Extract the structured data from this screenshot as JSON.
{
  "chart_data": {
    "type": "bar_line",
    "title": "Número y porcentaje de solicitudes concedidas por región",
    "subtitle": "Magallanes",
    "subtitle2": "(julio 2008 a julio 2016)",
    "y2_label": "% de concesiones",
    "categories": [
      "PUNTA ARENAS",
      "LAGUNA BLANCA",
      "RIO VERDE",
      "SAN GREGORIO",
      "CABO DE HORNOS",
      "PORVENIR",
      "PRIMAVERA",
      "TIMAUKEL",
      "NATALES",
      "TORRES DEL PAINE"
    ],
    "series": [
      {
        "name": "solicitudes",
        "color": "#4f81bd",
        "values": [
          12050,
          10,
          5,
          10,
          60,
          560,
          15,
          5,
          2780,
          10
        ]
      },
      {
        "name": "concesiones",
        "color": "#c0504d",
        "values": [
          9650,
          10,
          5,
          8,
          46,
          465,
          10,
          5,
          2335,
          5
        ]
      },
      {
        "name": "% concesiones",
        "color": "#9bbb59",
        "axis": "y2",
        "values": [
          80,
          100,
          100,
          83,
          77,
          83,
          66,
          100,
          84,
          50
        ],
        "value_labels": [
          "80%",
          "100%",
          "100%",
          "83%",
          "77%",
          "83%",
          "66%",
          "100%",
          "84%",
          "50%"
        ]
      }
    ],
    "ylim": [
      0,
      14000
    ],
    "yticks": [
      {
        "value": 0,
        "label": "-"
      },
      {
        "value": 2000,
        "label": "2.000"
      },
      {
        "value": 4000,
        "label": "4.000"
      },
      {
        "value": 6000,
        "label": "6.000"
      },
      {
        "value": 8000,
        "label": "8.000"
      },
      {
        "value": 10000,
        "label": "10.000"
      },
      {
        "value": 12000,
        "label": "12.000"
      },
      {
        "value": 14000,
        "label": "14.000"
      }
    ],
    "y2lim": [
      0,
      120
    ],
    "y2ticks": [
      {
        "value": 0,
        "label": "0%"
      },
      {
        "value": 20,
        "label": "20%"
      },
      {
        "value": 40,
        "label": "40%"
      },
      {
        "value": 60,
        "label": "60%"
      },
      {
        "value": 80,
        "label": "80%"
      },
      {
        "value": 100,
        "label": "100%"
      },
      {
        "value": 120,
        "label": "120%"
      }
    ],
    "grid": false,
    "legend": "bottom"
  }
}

• • • •

▶ _EXERCISE REQUIREMENTS_:
Type the whole listing again, unaltered.

▶ _CORRECT RESULT_:
Extract the structured data from this screenshot as JSON.
{
  "chart_data": {
    "type": "bar_line",
    "title": "Número y porcentaje de solicitudes concedidas por región",
    "subtitle": "Magallanes",
    "subtitle2": "(julio 2008 a julio 2016)",
    "y2_label": "% de concesiones",
    "categories": [
      "PUNTA ARENAS",
      "LAGUNA BLANCA",
      "RIO VERDE",
      "SAN GREGORIO",
      "CABO DE HORNOS",
      "PORVENIR",
      "PRIMAVERA",
      "TIMAUKEL",
      "NATALES",
      "TORRES DEL PAINE"
    ],
    "series": [
      {
        "name": "solicitudes",
        "color": "#4f81bd",
        "values": [
          12050,
          10,
          5,
          10,
          60,
          560,
          15,
          5,
          2780,
          10
        ]
      },
      {
        "name": "concesiones",
        "color": "#c0504d",
        "values": [
          9650,
          10,
          5,
          8,
          46,
          465,
          10,
          5,
          2335,
          5
        ]
      },
      {
        "name": "% concesiones",
        "color": "#9bbb59",
        "axis": "y2",
        "values": [
          80,
          100,
          100,
          83,
          77,
          83,
          66,
          100,
          84,
          50
        ],
        "value_labels": [
          "80%",
          "100%",
          "100%",
          "83%",
          "77%",
          "83%",
          "66%",
          "100%",
          "84%",
          "50%"
        ]
      }
    ],
    "ylim": [
      0,
      14000
    ],
    "yticks": [
      {
        "value": 0,
        "label": "-"
      },
      {
        "value": 2000,
        "label": "2.000"
      },
      {
        "value": 4000,
        "label": "4.000"
      },
      {
        "value": 6000,
        "label": "6.000"
      },
      {
        "value": 8000,
        "label": "8.000"
      },
      {
        "value": 10000,
        "label": "10.000"
      },
      {
        "value": 12000,
        "label": "12.000"
      },
      {
        "value": 14000,
        "label": "14.000"
      }
    ],
    "y2lim": [
      0,
      120
    ],
    "y2ticks": [
      {
        "value": 0,
        "label": "0%"
      },
      {
        "value": 20,
        "label": "20%"
      },
      {
        "value": 40,
        "label": "40%"
      },
      {
        "value": 60,
        "label": "60%"
      },
      {
        "value": 80,
        "label": "80%"
      },
      {
        "value": 100,
        "label": "100%"
      },
      {
        "value": 120,
        "label": "120%"
      }
    ],
    "grid": false,
    "legend": "bottom"
  }
}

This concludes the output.